(Records about charts and figures)
──────
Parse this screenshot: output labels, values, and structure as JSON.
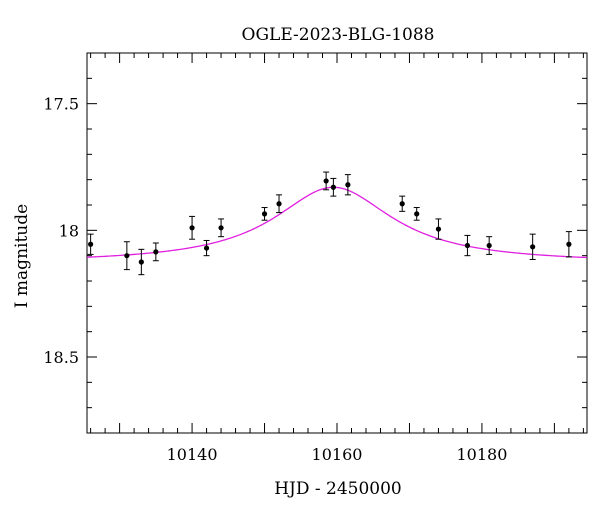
{
  "chart_data": {
    "type": "scatter",
    "title": "OGLE-2023-BLG-1088",
    "xlabel": "HJD - 2450000",
    "ylabel": "I magnitude",
    "xlim": [
      10125.5,
      10194.5
    ],
    "ylim": [
      18.8,
      17.3
    ],
    "y_inverted": true,
    "grid": false,
    "x_ticks": [
      10140,
      10160,
      10180
    ],
    "x_tick_labels": [
      "10140",
      "10160",
      "10180"
    ],
    "y_ticks": [
      17.5,
      18.0,
      18.5
    ],
    "y_tick_labels": [
      "17.5",
      "18",
      "18.5"
    ],
    "points": [
      {
        "x": 10126.0,
        "y": 18.055,
        "err": 0.04
      },
      {
        "x": 10131.0,
        "y": 18.1,
        "err": 0.055
      },
      {
        "x": 10133.0,
        "y": 18.125,
        "err": 0.05
      },
      {
        "x": 10135.0,
        "y": 18.085,
        "err": 0.035
      },
      {
        "x": 10140.0,
        "y": 17.99,
        "err": 0.045
      },
      {
        "x": 10142.0,
        "y": 18.07,
        "err": 0.03
      },
      {
        "x": 10144.0,
        "y": 17.99,
        "err": 0.035
      },
      {
        "x": 10150.0,
        "y": 17.935,
        "err": 0.025
      },
      {
        "x": 10152.0,
        "y": 17.895,
        "err": 0.035
      },
      {
        "x": 10158.5,
        "y": 17.805,
        "err": 0.035
      },
      {
        "x": 10159.5,
        "y": 17.83,
        "err": 0.035
      },
      {
        "x": 10161.5,
        "y": 17.82,
        "err": 0.04
      },
      {
        "x": 10169.0,
        "y": 17.895,
        "err": 0.03
      },
      {
        "x": 10171.0,
        "y": 17.935,
        "err": 0.025
      },
      {
        "x": 10174.0,
        "y": 17.995,
        "err": 0.04
      },
      {
        "x": 10178.0,
        "y": 18.06,
        "err": 0.04
      },
      {
        "x": 10181.0,
        "y": 18.06,
        "err": 0.035
      },
      {
        "x": 10187.0,
        "y": 18.065,
        "err": 0.05
      },
      {
        "x": 10192.0,
        "y": 18.055,
        "err": 0.05
      }
    ],
    "model": {
      "type": "line",
      "color": "#e020e0",
      "baseline_mag": 18.13,
      "peak_mag": 17.83,
      "t0": 10159.5,
      "width": 10.0
    },
    "colors": {
      "points": "#000000",
      "axes": "#000000"
    }
  }
}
──────
**Your objective**
Copy the material above exactly and drop the pictures.

**Exercise solution**
Parse this screenshot: output labels, values, and structure as JSON.
{
  "chart_data": {
    "type": "scatter",
    "title": "OGLE-2023-BLG-1088",
    "xlabel": "HJD - 2450000",
    "ylabel": "I magnitude",
    "xlim": [
      10125.5,
      10194.5
    ],
    "ylim": [
      18.8,
      17.3
    ],
    "y_inverted": true,
    "grid": false,
    "x_ticks": [
      10140,
      10160,
      10180
    ],
    "x_tick_labels": [
      "10140",
      "10160",
      "10180"
    ],
    "y_ticks": [
      17.5,
      18.0,
      18.5
    ],
    "y_tick_labels": [
      "17.5",
      "18",
      "18.5"
    ],
    "points": [
      {
        "x": 10126.0,
        "y": 18.055,
        "err": 0.04
      },
      {
        "x": 10131.0,
        "y": 18.1,
        "err": 0.055
      },
      {
        "x": 10133.0,
        "y": 18.125,
        "err": 0.05
      },
      {
        "x": 10135.0,
        "y": 18.085,
        "err": 0.035
      },
      {
        "x": 10140.0,
        "y": 17.99,
        "err": 0.045
      },
      {
        "x": 10142.0,
        "y": 18.07,
        "err": 0.03
      },
      {
        "x": 10144.0,
        "y": 17.99,
        "err": 0.035
      },
      {
        "x": 10150.0,
        "y": 17.935,
        "err": 0.025
      },
      {
        "x": 10152.0,
        "y": 17.895,
        "err": 0.035
      },
      {
        "x": 10158.5,
        "y": 17.805,
        "err": 0.035
      },
      {
        "x": 10159.5,
        "y": 17.83,
        "err": 0.035
      },
      {
        "x": 10161.5,
        "y": 17.82,
        "err": 0.04
      },
      {
        "x": 10169.0,
        "y": 17.895,
        "err": 0.03
      },
      {
        "x": 10171.0,
        "y": 17.935,
        "err": 0.025
      },
      {
        "x": 10174.0,
        "y": 17.995,
        "err": 0.04
      },
      {
        "x": 10178.0,
        "y": 18.06,
        "err": 0.04
      },
      {
        "x": 10181.0,
        "y": 18.06,
        "err": 0.035
      },
      {
        "x": 10187.0,
        "y": 18.065,
        "err": 0.05
      },
      {
        "x": 10192.0,
        "y": 18.055,
        "err": 0.05
      }
    ],
    "model": {
      "type": "line",
      "color": "#e020e0",
      "baseline_mag": 18.13,
      "peak_mag": 17.83,
      "t0": 10159.5,
      "width": 10.0
    },
    "colors": {
      "points": "#000000",
      "axes": "#000000"
    }
  }
}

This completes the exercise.